### Aufgabe A
Geben Sie aus dem Text über die Verwaltungshaft den Abschnitt wörtlich wieder, der mit "Im Oktober 2020" beginnt und bis einschließlich "angemessene Zeit vor." reicht.
### Aufgabe B
Wie viele palästinensische Kinder und Jugendliche hielt Israel laut dem Text über die Verwaltungshaft im Oktober 2020 in Gefängnissen fest?
### Aufgabe C
Setzen Sie den Text über die Verwaltungshaft im Anschluss an seinen letzten Satz fort.

### Übungstext
Die israelischen Behörden nutzten Verwaltungshaftanordnungen, die beliebig oft verlängert werden konnten, um Palästinenser_innen ohne Anklage oder Gerichtsverfahren in Haft zu halten. Nach Angaben der israelischen Justizvollzugsbehörde saßen im Dezember 2020 etwa 4.300 Palästinenser_innen aus den besetzten Gebieten in israelischen Gefängnissen, 397 von ihnen in Verwaltungshaft. Viele Familien palästinensischer Gefangener, vor allem aus dem Gazastreifen, erhielten keine Einreiseerlaubnis nach Israel, um ihre Angehörigen zu besuchen.

Der Astrophysiker Iyad Barghouti kam in Verwaltungskraft, nachdem israelische Sicherheitskräfte ihn an einem Kontrollpunkt in der Nähe von Jerusalem festgenommen hatten. Der Professor an der Al-Quds-Universität in Jerusalem hatte sich bereits 2014 und 2016 in Verwaltungshaft befunden.

Im Oktober 2020 hielt Israel 157 palästinensische Kinder und Jugendliche in Gefängnissen fest, zwei davon in Verwaltungshaft. Die Organisation Defense for Children International – Palestine berichtete, dass man die Minderjährigen ohne Anwesenheit ihrer Eltern verhört habe und dass sie gemeinsam mit Erwachsenen inhaftiert seien. Das Völkerrecht sieht die Inhaftierung von Kindern nur als letztes Mittel und nur für die kürzeste angemessene Zeit vor.

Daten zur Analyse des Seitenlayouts
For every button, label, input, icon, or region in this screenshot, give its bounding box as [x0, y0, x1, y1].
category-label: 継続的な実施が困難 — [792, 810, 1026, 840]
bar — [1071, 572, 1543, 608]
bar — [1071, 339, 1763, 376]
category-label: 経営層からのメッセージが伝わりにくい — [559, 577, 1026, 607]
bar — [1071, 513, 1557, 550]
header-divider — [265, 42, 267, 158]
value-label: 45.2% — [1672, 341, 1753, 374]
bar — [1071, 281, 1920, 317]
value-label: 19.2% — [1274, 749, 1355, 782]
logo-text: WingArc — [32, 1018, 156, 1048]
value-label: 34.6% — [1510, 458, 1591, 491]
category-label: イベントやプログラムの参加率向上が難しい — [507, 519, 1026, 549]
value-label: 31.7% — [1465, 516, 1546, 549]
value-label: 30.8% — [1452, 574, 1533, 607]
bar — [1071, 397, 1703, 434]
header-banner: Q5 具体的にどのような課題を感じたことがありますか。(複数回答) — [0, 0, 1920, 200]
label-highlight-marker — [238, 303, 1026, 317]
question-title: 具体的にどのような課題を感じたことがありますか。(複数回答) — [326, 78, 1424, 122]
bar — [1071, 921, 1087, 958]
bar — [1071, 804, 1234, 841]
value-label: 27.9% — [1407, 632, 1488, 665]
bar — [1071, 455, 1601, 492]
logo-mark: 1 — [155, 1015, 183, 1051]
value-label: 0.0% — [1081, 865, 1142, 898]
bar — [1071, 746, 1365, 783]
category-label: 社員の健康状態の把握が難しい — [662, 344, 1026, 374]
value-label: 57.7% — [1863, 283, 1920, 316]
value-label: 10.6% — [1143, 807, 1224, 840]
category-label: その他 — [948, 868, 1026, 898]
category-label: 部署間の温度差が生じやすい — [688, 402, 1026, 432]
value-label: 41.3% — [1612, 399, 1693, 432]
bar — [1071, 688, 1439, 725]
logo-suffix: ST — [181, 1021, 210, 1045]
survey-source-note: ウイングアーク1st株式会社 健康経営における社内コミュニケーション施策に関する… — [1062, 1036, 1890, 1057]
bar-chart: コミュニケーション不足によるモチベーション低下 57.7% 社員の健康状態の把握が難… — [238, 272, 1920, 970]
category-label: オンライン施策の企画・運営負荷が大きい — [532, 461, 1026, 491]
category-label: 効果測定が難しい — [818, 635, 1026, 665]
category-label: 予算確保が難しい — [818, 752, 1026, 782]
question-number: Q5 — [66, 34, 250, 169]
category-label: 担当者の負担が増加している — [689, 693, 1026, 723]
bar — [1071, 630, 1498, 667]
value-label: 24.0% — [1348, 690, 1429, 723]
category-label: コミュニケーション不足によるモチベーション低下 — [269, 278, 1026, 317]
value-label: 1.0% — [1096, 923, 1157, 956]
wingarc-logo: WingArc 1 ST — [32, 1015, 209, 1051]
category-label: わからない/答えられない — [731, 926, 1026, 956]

### Antwort A
Im Oktober 2020 hielt Israel 157 palästinensische Kinder und Jugendliche in Gefängnissen fest, zwei davon in Verwaltungshaft. Die Organisation Defense for Children International – Palestine berichtete, dass man die Minderjährigen ohne Anwesenheit ihrer Eltern verhört habe und dass sie gemeinsam mit Erwachsenen inhaftiert seien. Das Völkerrecht sieht die Inhaftierung von Kindern nur als letztes Mittel und nur für die kürzeste angemessene Zeit vor.

### Antwort B
157 Kinder und Jugendliche.

### Antwort C
Unfaire Gerichtsverfahren

Palästinensische Zivilpersonen aus den besetzten Gebieten wurden vor israelische Militärgerichte gestellt, unter ihnen auch Minderjährige. Die Prozesse erfüllten nicht die internationalen Standards für faire Gerichtsverfahren.

Folter und andere Misshandlungen

Angehörige der israelischen Armee, der Polizei und des Geheimdienstes ISA folterten und misshandelten 2020 weiterhin palästinensische Gefangene, darunter auch Kinder, ohne dafür strafrechtlich belangt zu werden. Die Methoden umfassten Schläge, Ohrfeigen, schmerzhafte Fesselungen, Schlafentzug, Verharren in schmerzhaften Positionen und Drohungen, man werde Familienmitgliedern Gewalt antun. Als Strafmaßnahme kamen die Inhaftierten für lange Zeit in Einzelhaft, manchmal monatelang.

Die israelischen Sicherheitskräfte verweigerten Palästinenser_innen, die bei der Festnahme verletzt worden waren, in einigen Fällen medizinische Hilfe.

Rechte auf Meinungs- und Vereinigungsfreiheit

Die Behörden griffen 2020 auf verschiedene Maßnahmen zurück, um Menschenrechtsverteidiger_innen unter Druck zu setzen, die Israels anhaltende militärische Besetzung palästinensischer und syrischer Gebiete kritisierten, wie zum Beispiel Razzien, Hetzkampagnen, Einschränkungen der Bewegungsfreiheit und gerichtliche Schikanen.

Israel verweigerte Mitgliedern von Menschenrechtsorganisationen weiterhin die Einreise in die besetzten Gebiete. Dies betraf auch den UN-Sonderberichterstatter über die Menschenrechtssituation in den besetzten palästinensischen Gebieten.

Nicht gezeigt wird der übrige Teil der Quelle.